• _WORK TO DO_
Each entry below should be written out exactly as it is, with no pictures.

• _INFORMATION GIVEN_
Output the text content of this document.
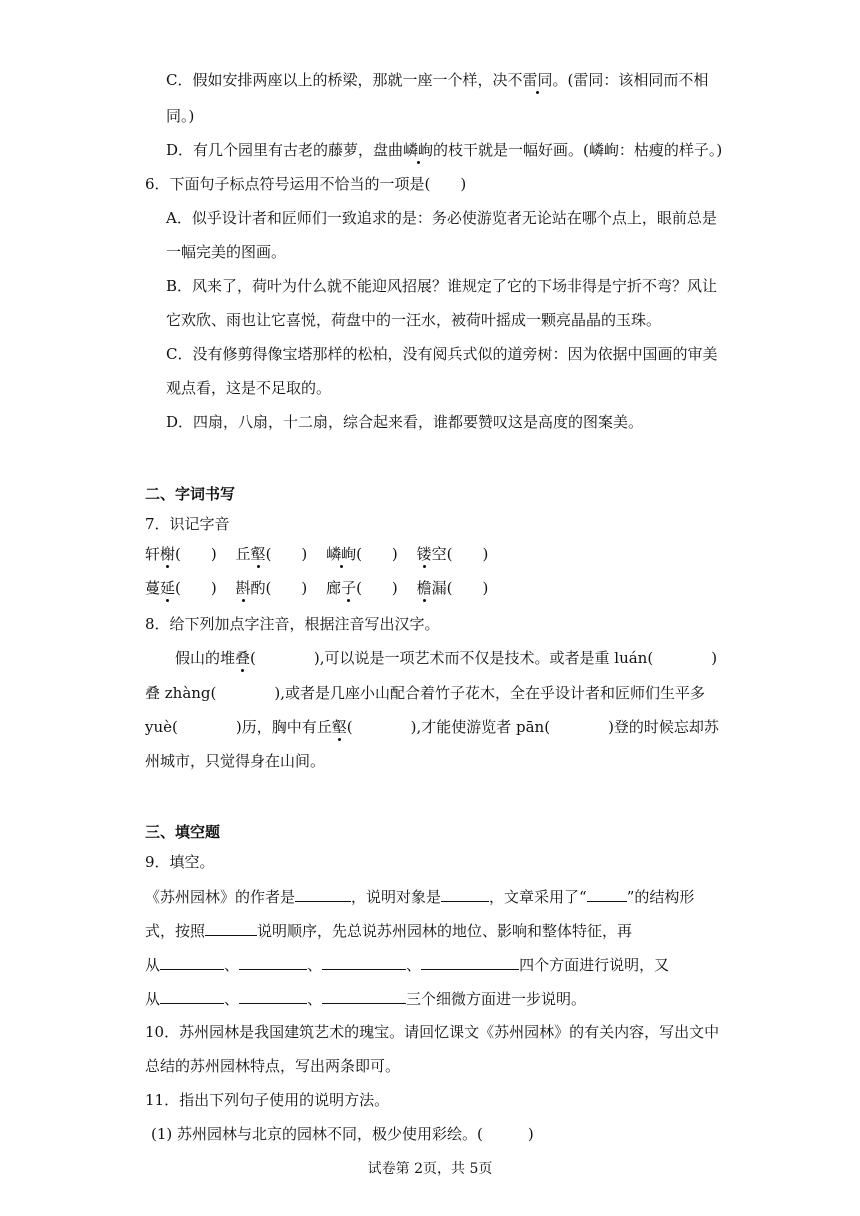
C．假如安排两座以上的桥梁，那就一座一个样，决不雷同。(雷同：该相同而不相
同。)
D．有几个园里有古老的藤萝，盘曲嶙峋的枝干就是一幅好画。(嶙峋：枯瘦的样子。)
6．下面句子标点符号运用不恰当的一项是(　　)
A．似乎设计者和匠师们一致追求的是：务必使游览者无论站在哪个点上，眼前总是
一幅完美的图画。
B．风来了，荷叶为什么就不能迎风招展？谁规定了它的下场非得是宁折不弯？风让
它欢欣、雨也让它喜悦，荷盘中的一汪水，被荷叶摇成一颗亮晶晶的玉珠。
C．没有修剪得像宝塔那样的松柏，没有阅兵式似的道旁树：因为依据中国画的审美
观点看，这是不足取的。
D．四扇，八扇，十二扇，综合起来看，谁都要赞叹这是高度的图案美。
二、字词书写
7．识记字音
轩榭(　　) 丘壑(　　) 嶙峋(　　) 镂空(　　)
蔓延(　　) 斟酌(　　) 廊子(　　) 檐漏(　　)
8．给下列加点字注音，根据注音写出汉字。
假山的堆叠(	),可以说是一项艺术而不仅是技术。或者是重 luán(	)
叠 zhàng(	),或者是几座小山配合着竹子花木，全在乎设计者和匠师们生平多
yuè(	)历，胸中有丘壑(	),才能使游览者 pān(	)登的时候忘却苏
州城市，只觉得身在山间。
三、填空题
9．填空。
《苏州园林》的作者是	，说明对象是	，文章采用了“	”的结构形
式，按照	说明顺序，先总说苏州园林的地位、影响和整体特征，再
从	、	、	、	四个方面进行说明，又
从	、	、	三个细微方面进一步说明。
10．苏州园林是我国建筑艺术的瑰宝。请回忆课文《苏州园林》的有关内容，写出文中
总结的苏州园林特点，写出两条即可。
11．指出下列句子使用的说明方法。
(1) 苏州园林与北京的园林不同，极少使用彩绘。(　　　)
试卷第 2页，共 5页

• _EXPECTED ANSWER_
Output the text content of this document.
C．假如安排两座以上的桥梁，那就一座一个样，决不雷同。(雷同：该相同而不相
同。)
D．有几个园里有古老的藤萝，盘曲嶙峋的枝干就是一幅好画。(嶙峋：枯瘦的样子。)
6．下面句子标点符号运用不恰当的一项是(　　)
A．似乎设计者和匠师们一致追求的是：务必使游览者无论站在哪个点上，眼前总是
一幅完美的图画。
B．风来了，荷叶为什么就不能迎风招展？谁规定了它的下场非得是宁折不弯？风让
它欢欣、雨也让它喜悦，荷盘中的一汪水，被荷叶摇成一颗亮晶晶的玉珠。
C．没有修剪得像宝塔那样的松柏，没有阅兵式似的道旁树：因为依据中国画的审美
观点看，这是不足取的。
D．四扇，八扇，十二扇，综合起来看，谁都要赞叹这是高度的图案美。
二、字词书写
7．识记字音
轩榭(　　) 丘壑(　　) 嶙峋(　　) 镂空(　　)
蔓延(　　) 斟酌(　　) 廊子(　　) 檐漏(　　)
8．给下列加点字注音，根据注音写出汉字。
假山的堆叠(	),可以说是一项艺术而不仅是技术。或者是重 luán(	)
叠 zhàng(	),或者是几座小山配合着竹子花木，全在乎设计者和匠师们生平多
yuè(	)历，胸中有丘壑(	),才能使游览者 pān(	)登的时候忘却苏
州城市，只觉得身在山间。
三、填空题
9．填空。
《苏州园林》的作者是	，说明对象是	，文章采用了“	”的结构形
式，按照	说明顺序，先总说苏州园林的地位、影响和整体特征，再
从	、	、	、	四个方面进行说明，又
从	、	、	三个细微方面进一步说明。
10．苏州园林是我国建筑艺术的瑰宝。请回忆课文《苏州园林》的有关内容，写出文中
总结的苏州园林特点，写出两条即可。
11．指出下列句子使用的说明方法。
(1) 苏州园林与北京的园林不同，极少使用彩绘。(　　　)
试卷第 2页，共 5页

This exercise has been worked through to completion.